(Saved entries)
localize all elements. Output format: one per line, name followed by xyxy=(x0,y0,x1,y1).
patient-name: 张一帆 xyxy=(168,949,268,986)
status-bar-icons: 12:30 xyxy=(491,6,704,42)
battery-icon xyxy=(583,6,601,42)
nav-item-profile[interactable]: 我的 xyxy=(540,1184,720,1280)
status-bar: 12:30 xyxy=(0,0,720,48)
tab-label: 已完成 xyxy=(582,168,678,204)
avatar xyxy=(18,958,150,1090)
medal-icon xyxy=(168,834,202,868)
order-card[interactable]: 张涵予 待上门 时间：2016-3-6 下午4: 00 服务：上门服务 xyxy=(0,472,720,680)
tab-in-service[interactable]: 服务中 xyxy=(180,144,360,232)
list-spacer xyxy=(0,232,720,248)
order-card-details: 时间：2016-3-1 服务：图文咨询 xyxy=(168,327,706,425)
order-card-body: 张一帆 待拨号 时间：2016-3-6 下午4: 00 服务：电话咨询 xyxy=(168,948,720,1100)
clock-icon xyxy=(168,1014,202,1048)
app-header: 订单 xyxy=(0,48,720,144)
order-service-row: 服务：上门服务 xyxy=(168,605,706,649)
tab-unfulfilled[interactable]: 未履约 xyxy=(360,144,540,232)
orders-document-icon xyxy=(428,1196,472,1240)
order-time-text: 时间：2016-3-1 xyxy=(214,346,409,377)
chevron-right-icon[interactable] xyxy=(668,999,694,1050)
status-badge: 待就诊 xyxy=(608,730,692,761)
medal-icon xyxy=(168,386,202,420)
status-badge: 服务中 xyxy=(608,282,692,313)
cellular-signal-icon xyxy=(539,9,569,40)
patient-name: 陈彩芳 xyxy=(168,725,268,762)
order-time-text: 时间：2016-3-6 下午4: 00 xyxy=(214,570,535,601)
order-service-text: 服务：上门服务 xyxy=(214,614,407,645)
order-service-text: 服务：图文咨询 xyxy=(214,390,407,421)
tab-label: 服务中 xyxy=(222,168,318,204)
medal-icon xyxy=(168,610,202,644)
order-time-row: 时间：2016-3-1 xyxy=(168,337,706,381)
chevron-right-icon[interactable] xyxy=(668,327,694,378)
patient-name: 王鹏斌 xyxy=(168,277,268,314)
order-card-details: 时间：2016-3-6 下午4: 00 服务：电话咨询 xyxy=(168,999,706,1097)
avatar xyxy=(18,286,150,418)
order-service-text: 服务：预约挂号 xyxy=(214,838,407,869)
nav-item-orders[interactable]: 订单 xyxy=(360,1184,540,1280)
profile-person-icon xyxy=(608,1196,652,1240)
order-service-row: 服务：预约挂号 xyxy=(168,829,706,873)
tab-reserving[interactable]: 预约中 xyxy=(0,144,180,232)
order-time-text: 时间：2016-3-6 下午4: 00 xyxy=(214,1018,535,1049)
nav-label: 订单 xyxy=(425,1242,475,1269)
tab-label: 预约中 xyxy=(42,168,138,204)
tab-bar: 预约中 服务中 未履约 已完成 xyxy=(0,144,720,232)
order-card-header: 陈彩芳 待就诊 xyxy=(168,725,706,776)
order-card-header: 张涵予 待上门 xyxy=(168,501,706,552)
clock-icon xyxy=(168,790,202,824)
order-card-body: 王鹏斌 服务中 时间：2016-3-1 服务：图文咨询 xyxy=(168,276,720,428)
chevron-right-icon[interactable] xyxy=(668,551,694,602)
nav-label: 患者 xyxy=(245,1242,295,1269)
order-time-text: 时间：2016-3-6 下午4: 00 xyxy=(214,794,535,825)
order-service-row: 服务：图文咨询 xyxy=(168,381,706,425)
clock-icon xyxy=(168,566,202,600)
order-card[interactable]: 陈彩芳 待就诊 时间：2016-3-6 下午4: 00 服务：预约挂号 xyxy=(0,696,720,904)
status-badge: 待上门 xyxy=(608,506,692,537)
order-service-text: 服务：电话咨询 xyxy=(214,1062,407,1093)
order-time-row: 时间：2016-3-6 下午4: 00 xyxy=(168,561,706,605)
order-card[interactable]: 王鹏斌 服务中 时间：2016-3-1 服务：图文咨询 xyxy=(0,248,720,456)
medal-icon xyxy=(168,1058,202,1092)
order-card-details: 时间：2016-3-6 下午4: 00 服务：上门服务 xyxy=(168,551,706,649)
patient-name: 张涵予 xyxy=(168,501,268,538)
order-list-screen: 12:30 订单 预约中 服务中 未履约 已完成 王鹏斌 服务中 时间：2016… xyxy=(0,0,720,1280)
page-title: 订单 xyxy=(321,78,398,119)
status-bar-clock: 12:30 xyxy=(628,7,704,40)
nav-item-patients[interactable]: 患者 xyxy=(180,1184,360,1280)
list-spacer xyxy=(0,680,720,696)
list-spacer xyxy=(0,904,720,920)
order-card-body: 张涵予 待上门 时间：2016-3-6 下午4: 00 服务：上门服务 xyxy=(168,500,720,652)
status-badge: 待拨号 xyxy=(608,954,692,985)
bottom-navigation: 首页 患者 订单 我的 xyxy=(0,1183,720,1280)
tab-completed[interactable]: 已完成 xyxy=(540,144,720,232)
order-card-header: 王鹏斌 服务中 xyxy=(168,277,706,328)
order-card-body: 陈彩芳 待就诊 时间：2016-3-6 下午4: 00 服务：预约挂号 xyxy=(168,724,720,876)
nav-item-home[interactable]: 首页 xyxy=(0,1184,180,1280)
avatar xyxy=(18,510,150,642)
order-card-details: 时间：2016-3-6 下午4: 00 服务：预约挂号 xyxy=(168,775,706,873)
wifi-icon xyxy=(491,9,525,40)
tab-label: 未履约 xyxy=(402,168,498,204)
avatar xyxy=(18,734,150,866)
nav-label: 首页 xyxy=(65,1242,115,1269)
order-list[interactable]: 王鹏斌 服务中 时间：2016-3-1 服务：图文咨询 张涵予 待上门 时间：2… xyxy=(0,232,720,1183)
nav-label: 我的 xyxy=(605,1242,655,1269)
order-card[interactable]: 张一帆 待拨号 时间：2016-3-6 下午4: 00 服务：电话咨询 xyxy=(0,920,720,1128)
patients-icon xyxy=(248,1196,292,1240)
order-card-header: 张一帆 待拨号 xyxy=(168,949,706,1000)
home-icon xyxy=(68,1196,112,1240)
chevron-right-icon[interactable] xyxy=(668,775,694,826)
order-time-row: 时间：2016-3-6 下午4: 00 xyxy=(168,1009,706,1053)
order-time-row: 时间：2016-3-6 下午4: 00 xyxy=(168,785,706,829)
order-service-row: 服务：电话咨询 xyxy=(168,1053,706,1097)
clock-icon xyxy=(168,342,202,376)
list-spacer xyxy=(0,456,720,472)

Task to carry out:
Return every record above exactly as written.

Answer to the problem:
localize all elements. Output format: one per line, name followed by xyxy=(x0,y0,x1,y1).
patient-name: 张一帆 xyxy=(168,949,268,986)
status-bar-icons: 12:30 xyxy=(491,6,704,42)
battery-icon xyxy=(583,6,601,42)
nav-item-profile[interactable]: 我的 xyxy=(540,1184,720,1280)
status-bar: 12:30 xyxy=(0,0,720,48)
tab-label: 已完成 xyxy=(582,168,678,204)
avatar xyxy=(18,958,150,1090)
medal-icon xyxy=(168,834,202,868)
order-card[interactable]: 张涵予 待上门 时间：2016-3-6 下午4: 00 服务：上门服务 xyxy=(0,472,720,680)
tab-in-service[interactable]: 服务中 xyxy=(180,144,360,232)
list-spacer xyxy=(0,232,720,248)
order-card-details: 时间：2016-3-1 服务：图文咨询 xyxy=(168,327,706,425)
order-card-body: 张一帆 待拨号 时间：2016-3-6 下午4: 00 服务：电话咨询 xyxy=(168,948,720,1100)
clock-icon xyxy=(168,1014,202,1048)
app-header: 订单 xyxy=(0,48,720,144)
order-service-row: 服务：上门服务 xyxy=(168,605,706,649)
tab-unfulfilled[interactable]: 未履约 xyxy=(360,144,540,232)
orders-document-icon xyxy=(428,1196,472,1240)
order-time-text: 时间：2016-3-1 xyxy=(214,346,409,377)
chevron-right-icon[interactable] xyxy=(668,999,694,1050)
status-badge: 待就诊 xyxy=(608,730,692,761)
medal-icon xyxy=(168,386,202,420)
status-badge: 服务中 xyxy=(608,282,692,313)
cellular-signal-icon xyxy=(539,9,569,40)
patient-name: 陈彩芳 xyxy=(168,725,268,762)
order-time-text: 时间：2016-3-6 下午4: 00 xyxy=(214,570,535,601)
order-service-text: 服务：上门服务 xyxy=(214,614,407,645)
order-service-text: 服务：图文咨询 xyxy=(214,390,407,421)
tab-label: 服务中 xyxy=(222,168,318,204)
medal-icon xyxy=(168,610,202,644)
order-time-row: 时间：2016-3-1 xyxy=(168,337,706,381)
chevron-right-icon[interactable] xyxy=(668,327,694,378)
patient-name: 王鹏斌 xyxy=(168,277,268,314)
order-card-details: 时间：2016-3-6 下午4: 00 服务：电话咨询 xyxy=(168,999,706,1097)
avatar xyxy=(18,286,150,418)
order-service-text: 服务：预约挂号 xyxy=(214,838,407,869)
nav-item-orders[interactable]: 订单 xyxy=(360,1184,540,1280)
profile-person-icon xyxy=(608,1196,652,1240)
order-service-row: 服务：预约挂号 xyxy=(168,829,706,873)
tab-reserving[interactable]: 预约中 xyxy=(0,144,180,232)
order-time-text: 时间：2016-3-6 下午4: 00 xyxy=(214,1018,535,1049)
nav-label: 订单 xyxy=(425,1242,475,1269)
tab-label: 预约中 xyxy=(42,168,138,204)
tab-bar: 预约中 服务中 未履约 已完成 xyxy=(0,144,720,232)
order-card-header: 陈彩芳 待就诊 xyxy=(168,725,706,776)
order-card-header: 张涵予 待上门 xyxy=(168,501,706,552)
clock-icon xyxy=(168,790,202,824)
order-card-body: 王鹏斌 服务中 时间：2016-3-1 服务：图文咨询 xyxy=(168,276,720,428)
chevron-right-icon[interactable] xyxy=(668,551,694,602)
nav-label: 患者 xyxy=(245,1242,295,1269)
order-time-text: 时间：2016-3-6 下午4: 00 xyxy=(214,794,535,825)
order-service-row: 服务：图文咨询 xyxy=(168,381,706,425)
clock-icon xyxy=(168,566,202,600)
order-card[interactable]: 陈彩芳 待就诊 时间：2016-3-6 下午4: 00 服务：预约挂号 xyxy=(0,696,720,904)
status-badge: 待上门 xyxy=(608,506,692,537)
order-service-text: 服务：电话咨询 xyxy=(214,1062,407,1093)
order-time-row: 时间：2016-3-6 下午4: 00 xyxy=(168,561,706,605)
order-card[interactable]: 王鹏斌 服务中 时间：2016-3-1 服务：图文咨询 xyxy=(0,248,720,456)
medal-icon xyxy=(168,1058,202,1092)
order-card-details: 时间：2016-3-6 下午4: 00 服务：上门服务 xyxy=(168,551,706,649)
patient-name: 张涵予 xyxy=(168,501,268,538)
order-list-screen: 12:30 订单 预约中 服务中 未履约 已完成 王鹏斌 服务中 时间：2016… xyxy=(0,0,720,1280)
page-title: 订单 xyxy=(321,78,398,119)
status-bar-clock: 12:30 xyxy=(628,7,704,40)
nav-item-patients[interactable]: 患者 xyxy=(180,1184,360,1280)
list-spacer xyxy=(0,680,720,696)
list-spacer xyxy=(0,904,720,920)
order-card-body: 张涵予 待上门 时间：2016-3-6 下午4: 00 服务：上门服务 xyxy=(168,500,720,652)
status-badge: 待拨号 xyxy=(608,954,692,985)
bottom-navigation: 首页 患者 订单 我的 xyxy=(0,1183,720,1280)
tab-completed[interactable]: 已完成 xyxy=(540,144,720,232)
order-card-header: 王鹏斌 服务中 xyxy=(168,277,706,328)
order-card-body: 陈彩芳 待就诊 时间：2016-3-6 下午4: 00 服务：预约挂号 xyxy=(168,724,720,876)
nav-item-home[interactable]: 首页 xyxy=(0,1184,180,1280)
avatar xyxy=(18,510,150,642)
order-card-details: 时间：2016-3-6 下午4: 00 服务：预约挂号 xyxy=(168,775,706,873)
wifi-icon xyxy=(491,9,525,40)
tab-label: 未履约 xyxy=(402,168,498,204)
avatar xyxy=(18,734,150,866)
nav-label: 首页 xyxy=(65,1242,115,1269)
order-list[interactable]: 王鹏斌 服务中 时间：2016-3-1 服务：图文咨询 张涵予 待上门 时间：2… xyxy=(0,232,720,1183)
nav-label: 我的 xyxy=(605,1242,655,1269)
order-card[interactable]: 张一帆 待拨号 时间：2016-3-6 下午4: 00 服务：电话咨询 xyxy=(0,920,720,1128)
patients-icon xyxy=(248,1196,292,1240)
order-card-header: 张一帆 待拨号 xyxy=(168,949,706,1000)
home-icon xyxy=(68,1196,112,1240)
chevron-right-icon[interactable] xyxy=(668,775,694,826)
order-time-row: 时间：2016-3-6 下午4: 00 xyxy=(168,1009,706,1053)
order-time-row: 时间：2016-3-6 下午4: 00 xyxy=(168,785,706,829)
order-service-row: 服务：电话咨询 xyxy=(168,1053,706,1097)
clock-icon xyxy=(168,342,202,376)
list-spacer xyxy=(0,456,720,472)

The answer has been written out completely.